Could you update the listing so that every "СДЭК" becomes "CDEK", with nothing else changed and the pictures left out?

Data provided:
.....

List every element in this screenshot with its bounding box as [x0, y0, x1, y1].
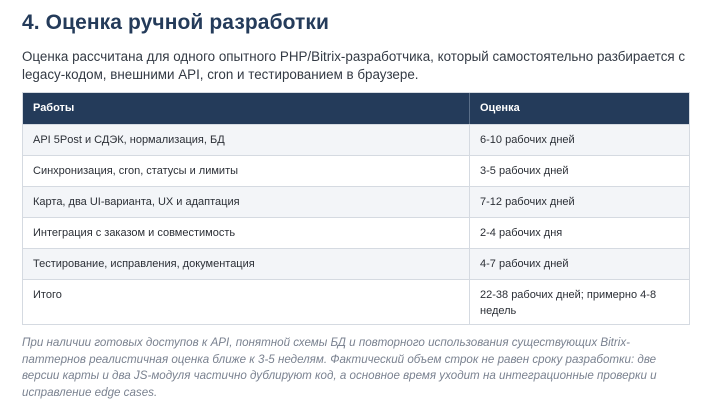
work-cell: Тестирование, исправления, документация	[33, 258, 255, 270]
footnote: При наличии готовых доступов к API, поня…	[22, 336, 657, 399]
work-cell: Синхронизация, cron, статусы и лимиты	[33, 165, 239, 177]
estimate-cell: 3-5 рабочих дней	[469, 156, 689, 186]
column-header-work: Работы	[33, 102, 75, 114]
total-label-cell: Итого	[33, 289, 62, 301]
table-header: Работы Оценка	[23, 93, 689, 124]
section-title: 4. Оценка ручной разработки	[22, 11, 330, 34]
table-row: Тестирование, исправления, документация …	[23, 248, 689, 279]
column-header-estimate: Оценка	[469, 93, 689, 124]
table-row: Синхронизация, cron, статусы и лимиты 3-…	[23, 155, 689, 186]
estimate-table: Работы Оценка API 5Post и СДЭК, нормализ…	[22, 92, 690, 325]
estimate-cell: 7-12 рабочих дней	[469, 187, 689, 217]
section-intro: Оценка рассчитана для одного опытного PH…	[22, 49, 686, 82]
estimate-cell: 6-10 рабочих дней	[469, 125, 689, 155]
table-row: API 5Post и СДЭК, нормализация, БД 6-10 …	[23, 124, 689, 155]
estimate-cell: 4-7 рабочих дней	[469, 249, 689, 279]
total-estimate-cell: 22-38 рабочих дней; примерно 4-8 недель	[469, 280, 689, 324]
work-cell: Карта, два UI-варианта, UX и адаптация	[33, 196, 240, 208]
table-row: Карта, два UI-варианта, UX и адаптация 7…	[23, 186, 689, 217]
estimate-cell: 2-4 рабочих дня	[469, 218, 689, 248]
table-row: Интеграция с заказом и совместимость 2-4…	[23, 217, 689, 248]
table-row-total: Итого 22-38 рабочих дней; примерно 4-8 н…	[23, 279, 689, 324]
work-cell: Интеграция с заказом и совместимость	[33, 227, 236, 239]
work-cell: API 5Post и СДЭК, нормализация, БД	[33, 134, 225, 146]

.....

Task solution:
List every element in this screenshot with its bounding box as [x0, y0, x1, y1].
work-cell: Тестирование, исправления, документация	[33, 258, 255, 270]
footnote: При наличии готовых доступов к API, поня…	[22, 336, 657, 399]
work-cell: Синхронизация, cron, статусы и лимиты	[33, 165, 239, 177]
estimate-cell: 3-5 рабочих дней	[469, 156, 689, 186]
column-header-work: Работы	[33, 102, 75, 114]
total-label-cell: Итого	[33, 289, 62, 301]
table-header: Работы Оценка	[23, 93, 689, 124]
section-title: 4. Оценка ручной разработки	[22, 11, 330, 34]
table-row: Тестирование, исправления, документация …	[23, 248, 689, 279]
column-header-estimate: Оценка	[469, 93, 689, 124]
table-row: Синхронизация, cron, статусы и лимиты 3-…	[23, 155, 689, 186]
estimate-table: Работы Оценка API 5Post и CDEK, нормализ…	[22, 92, 690, 325]
estimate-cell: 7-12 рабочих дней	[469, 187, 689, 217]
section-intro: Оценка рассчитана для одного опытного PH…	[22, 49, 686, 82]
estimate-cell: 6-10 рабочих дней	[469, 125, 689, 155]
table-row: API 5Post и CDEK, нормализация, БД 6-10 …	[23, 124, 689, 155]
estimate-cell: 4-7 рабочих дней	[469, 249, 689, 279]
total-estimate-cell: 22-38 рабочих дней; примерно 4-8 недель	[469, 280, 689, 324]
work-cell: Карта, два UI-варианта, UX и адаптация	[33, 196, 240, 208]
table-row: Карта, два UI-варианта, UX и адаптация 7…	[23, 186, 689, 217]
estimate-cell: 2-4 рабочих дня	[469, 218, 689, 248]
table-row: Интеграция с заказом и совместимость 2-4…	[23, 217, 689, 248]
table-row-total: Итого 22-38 рабочих дней; примерно 4-8 н…	[23, 279, 689, 324]
work-cell: Интеграция с заказом и совместимость	[33, 227, 236, 239]
work-cell: API 5Post и CDEK, нормализация, БД	[33, 134, 225, 146]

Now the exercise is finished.